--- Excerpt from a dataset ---

---

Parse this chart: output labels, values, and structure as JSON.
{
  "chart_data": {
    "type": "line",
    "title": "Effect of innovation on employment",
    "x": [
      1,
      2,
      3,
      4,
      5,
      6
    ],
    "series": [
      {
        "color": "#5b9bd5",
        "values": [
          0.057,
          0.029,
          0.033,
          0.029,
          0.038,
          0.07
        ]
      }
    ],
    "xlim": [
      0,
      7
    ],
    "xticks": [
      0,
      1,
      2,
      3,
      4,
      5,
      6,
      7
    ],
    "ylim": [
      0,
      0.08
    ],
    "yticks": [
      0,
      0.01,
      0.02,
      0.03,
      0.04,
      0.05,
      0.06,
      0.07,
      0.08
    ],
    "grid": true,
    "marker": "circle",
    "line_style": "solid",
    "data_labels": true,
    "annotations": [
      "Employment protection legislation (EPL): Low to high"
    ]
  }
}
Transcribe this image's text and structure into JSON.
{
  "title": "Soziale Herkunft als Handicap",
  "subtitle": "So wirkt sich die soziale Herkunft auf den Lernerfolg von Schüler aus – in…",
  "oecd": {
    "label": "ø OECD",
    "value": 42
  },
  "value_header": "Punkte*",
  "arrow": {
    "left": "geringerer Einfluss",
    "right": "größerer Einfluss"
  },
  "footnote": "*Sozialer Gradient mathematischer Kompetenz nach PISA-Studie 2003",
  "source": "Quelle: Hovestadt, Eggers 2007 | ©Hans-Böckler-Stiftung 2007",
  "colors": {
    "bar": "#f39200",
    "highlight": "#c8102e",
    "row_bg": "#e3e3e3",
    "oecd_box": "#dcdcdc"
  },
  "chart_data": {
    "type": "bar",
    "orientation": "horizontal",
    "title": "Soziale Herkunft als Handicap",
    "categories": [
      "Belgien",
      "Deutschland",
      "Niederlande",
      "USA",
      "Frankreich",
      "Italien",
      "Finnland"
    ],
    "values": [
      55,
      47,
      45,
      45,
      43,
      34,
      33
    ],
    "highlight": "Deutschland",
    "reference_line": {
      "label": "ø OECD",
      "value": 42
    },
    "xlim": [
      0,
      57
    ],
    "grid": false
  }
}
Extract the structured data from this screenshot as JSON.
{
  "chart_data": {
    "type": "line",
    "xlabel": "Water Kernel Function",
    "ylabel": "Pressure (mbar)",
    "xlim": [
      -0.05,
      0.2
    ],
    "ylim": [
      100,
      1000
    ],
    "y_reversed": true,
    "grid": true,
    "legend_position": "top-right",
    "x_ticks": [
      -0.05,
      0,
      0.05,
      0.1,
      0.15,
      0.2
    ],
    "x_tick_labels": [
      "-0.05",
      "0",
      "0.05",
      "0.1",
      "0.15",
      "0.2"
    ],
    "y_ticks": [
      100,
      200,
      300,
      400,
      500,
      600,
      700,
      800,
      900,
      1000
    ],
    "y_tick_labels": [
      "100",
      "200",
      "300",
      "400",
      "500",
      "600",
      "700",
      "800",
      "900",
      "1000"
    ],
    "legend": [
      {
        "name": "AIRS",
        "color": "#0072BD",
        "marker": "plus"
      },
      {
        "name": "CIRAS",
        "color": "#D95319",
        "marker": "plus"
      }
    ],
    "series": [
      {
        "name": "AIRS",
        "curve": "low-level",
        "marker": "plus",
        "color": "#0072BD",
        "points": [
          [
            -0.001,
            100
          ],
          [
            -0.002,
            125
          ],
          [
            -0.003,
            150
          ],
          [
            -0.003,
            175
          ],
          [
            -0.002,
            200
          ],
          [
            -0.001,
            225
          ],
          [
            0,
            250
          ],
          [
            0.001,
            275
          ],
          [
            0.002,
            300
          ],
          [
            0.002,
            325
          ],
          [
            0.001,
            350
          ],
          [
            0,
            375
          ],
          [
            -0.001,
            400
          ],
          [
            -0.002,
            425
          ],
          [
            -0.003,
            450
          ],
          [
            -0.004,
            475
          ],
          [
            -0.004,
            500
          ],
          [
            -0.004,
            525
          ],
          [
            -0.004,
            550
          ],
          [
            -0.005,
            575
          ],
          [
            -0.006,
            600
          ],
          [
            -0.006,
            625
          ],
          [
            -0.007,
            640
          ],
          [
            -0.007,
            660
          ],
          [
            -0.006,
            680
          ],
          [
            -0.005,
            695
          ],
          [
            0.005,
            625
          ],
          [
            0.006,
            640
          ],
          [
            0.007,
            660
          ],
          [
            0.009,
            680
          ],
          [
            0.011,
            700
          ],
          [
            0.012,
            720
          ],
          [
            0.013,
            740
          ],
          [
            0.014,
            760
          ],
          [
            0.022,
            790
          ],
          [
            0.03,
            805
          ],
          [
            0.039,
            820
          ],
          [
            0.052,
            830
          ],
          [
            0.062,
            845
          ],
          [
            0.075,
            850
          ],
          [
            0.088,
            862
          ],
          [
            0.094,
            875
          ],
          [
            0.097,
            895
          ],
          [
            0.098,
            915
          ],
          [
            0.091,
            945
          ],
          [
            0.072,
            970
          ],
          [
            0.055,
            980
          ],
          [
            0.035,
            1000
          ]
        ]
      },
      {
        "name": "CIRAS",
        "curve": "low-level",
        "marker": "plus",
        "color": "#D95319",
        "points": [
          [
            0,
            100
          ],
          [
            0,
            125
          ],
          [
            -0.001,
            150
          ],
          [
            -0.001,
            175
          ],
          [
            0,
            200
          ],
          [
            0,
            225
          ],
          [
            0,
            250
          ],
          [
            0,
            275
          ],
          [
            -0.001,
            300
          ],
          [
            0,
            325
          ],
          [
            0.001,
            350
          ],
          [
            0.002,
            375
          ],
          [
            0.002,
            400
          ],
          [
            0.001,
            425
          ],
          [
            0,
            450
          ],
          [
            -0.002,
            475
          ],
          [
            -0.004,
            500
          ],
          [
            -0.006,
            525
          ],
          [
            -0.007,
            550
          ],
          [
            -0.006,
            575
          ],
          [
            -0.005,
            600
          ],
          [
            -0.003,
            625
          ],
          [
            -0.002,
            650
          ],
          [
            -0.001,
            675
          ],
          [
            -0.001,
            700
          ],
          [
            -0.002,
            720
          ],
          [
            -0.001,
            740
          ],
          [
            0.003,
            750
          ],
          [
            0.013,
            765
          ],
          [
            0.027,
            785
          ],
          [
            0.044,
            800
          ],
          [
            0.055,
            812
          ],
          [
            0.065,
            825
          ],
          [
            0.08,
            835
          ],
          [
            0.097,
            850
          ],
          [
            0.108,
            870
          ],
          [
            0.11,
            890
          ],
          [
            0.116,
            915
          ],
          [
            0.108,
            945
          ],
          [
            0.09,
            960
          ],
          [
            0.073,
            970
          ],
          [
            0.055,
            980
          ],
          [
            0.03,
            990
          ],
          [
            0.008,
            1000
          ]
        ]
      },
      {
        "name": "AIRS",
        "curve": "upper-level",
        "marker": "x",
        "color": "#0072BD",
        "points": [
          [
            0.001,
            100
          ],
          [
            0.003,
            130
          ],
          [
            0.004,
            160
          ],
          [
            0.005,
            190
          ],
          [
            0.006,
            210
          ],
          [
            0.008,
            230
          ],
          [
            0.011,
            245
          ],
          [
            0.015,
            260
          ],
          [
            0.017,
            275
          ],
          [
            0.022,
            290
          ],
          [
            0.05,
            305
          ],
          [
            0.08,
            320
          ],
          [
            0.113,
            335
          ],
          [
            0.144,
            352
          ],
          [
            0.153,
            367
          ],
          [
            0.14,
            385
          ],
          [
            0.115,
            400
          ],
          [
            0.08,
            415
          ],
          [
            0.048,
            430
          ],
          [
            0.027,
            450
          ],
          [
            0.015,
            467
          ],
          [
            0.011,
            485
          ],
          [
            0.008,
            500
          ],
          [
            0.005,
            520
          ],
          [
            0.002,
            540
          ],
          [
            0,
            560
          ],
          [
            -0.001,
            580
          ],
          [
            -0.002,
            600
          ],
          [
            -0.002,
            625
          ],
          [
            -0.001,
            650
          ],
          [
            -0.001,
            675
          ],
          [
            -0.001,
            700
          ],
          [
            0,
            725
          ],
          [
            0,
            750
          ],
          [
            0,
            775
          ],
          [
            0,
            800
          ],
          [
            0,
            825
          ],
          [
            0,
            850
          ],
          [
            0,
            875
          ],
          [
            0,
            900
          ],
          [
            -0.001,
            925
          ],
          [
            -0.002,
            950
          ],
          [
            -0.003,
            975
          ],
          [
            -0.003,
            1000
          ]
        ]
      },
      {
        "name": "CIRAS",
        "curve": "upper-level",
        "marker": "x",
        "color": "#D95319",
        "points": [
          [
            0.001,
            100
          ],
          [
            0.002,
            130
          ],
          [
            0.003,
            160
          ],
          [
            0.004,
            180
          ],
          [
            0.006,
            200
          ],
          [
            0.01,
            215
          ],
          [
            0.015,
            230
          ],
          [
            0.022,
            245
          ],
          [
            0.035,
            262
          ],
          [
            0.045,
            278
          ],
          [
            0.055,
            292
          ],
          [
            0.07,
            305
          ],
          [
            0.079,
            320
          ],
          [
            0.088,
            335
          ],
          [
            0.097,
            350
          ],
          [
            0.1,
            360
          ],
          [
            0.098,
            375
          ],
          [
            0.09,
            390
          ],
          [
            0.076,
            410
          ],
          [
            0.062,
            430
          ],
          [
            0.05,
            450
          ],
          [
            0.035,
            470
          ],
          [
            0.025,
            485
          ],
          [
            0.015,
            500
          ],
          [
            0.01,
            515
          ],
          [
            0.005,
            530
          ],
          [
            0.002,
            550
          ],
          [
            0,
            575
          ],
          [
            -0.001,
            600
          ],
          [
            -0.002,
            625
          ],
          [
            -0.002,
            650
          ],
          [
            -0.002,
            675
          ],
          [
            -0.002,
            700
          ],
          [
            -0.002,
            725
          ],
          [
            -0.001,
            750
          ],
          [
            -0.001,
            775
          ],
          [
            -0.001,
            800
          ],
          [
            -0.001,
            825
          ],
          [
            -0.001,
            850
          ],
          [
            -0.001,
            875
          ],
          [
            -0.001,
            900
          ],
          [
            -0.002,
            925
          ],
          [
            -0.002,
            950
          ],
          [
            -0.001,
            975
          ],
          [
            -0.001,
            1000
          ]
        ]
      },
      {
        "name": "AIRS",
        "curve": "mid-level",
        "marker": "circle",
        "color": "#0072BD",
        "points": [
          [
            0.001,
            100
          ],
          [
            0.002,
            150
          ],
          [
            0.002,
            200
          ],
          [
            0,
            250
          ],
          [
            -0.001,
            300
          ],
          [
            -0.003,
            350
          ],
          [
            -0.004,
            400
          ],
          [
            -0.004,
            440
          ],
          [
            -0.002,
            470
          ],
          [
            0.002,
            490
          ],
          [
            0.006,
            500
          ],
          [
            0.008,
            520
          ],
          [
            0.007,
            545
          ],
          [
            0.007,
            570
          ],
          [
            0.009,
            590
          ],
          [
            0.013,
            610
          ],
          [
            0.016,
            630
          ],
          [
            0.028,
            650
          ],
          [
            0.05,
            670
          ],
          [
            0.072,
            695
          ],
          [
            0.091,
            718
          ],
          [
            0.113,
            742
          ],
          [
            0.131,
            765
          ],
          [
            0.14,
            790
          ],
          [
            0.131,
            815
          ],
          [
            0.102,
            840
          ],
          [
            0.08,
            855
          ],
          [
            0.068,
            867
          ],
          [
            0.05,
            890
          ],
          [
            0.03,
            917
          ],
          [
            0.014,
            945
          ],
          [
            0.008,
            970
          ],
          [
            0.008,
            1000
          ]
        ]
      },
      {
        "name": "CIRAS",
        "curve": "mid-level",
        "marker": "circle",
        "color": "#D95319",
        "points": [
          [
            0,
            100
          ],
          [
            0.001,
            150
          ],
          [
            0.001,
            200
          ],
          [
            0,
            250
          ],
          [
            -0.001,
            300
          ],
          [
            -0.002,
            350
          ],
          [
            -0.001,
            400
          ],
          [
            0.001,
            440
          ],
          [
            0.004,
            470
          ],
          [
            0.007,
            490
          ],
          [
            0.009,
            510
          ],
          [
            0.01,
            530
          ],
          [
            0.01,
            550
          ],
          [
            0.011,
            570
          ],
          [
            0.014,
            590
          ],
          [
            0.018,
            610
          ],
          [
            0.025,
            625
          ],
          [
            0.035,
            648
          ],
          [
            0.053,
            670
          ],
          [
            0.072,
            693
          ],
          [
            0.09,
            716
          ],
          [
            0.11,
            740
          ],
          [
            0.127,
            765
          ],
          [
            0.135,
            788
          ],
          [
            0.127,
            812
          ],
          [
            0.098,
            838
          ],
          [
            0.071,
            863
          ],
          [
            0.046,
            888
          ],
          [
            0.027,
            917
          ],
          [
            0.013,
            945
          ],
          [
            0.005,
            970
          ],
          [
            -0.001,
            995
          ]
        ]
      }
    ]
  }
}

---

--- Task prompt ---
Find the string "highlight" in the listing and return every line that holds it.

--- Answer for the task ---
    "highlight": "#c8102e",
    "highlight": "Deutschland",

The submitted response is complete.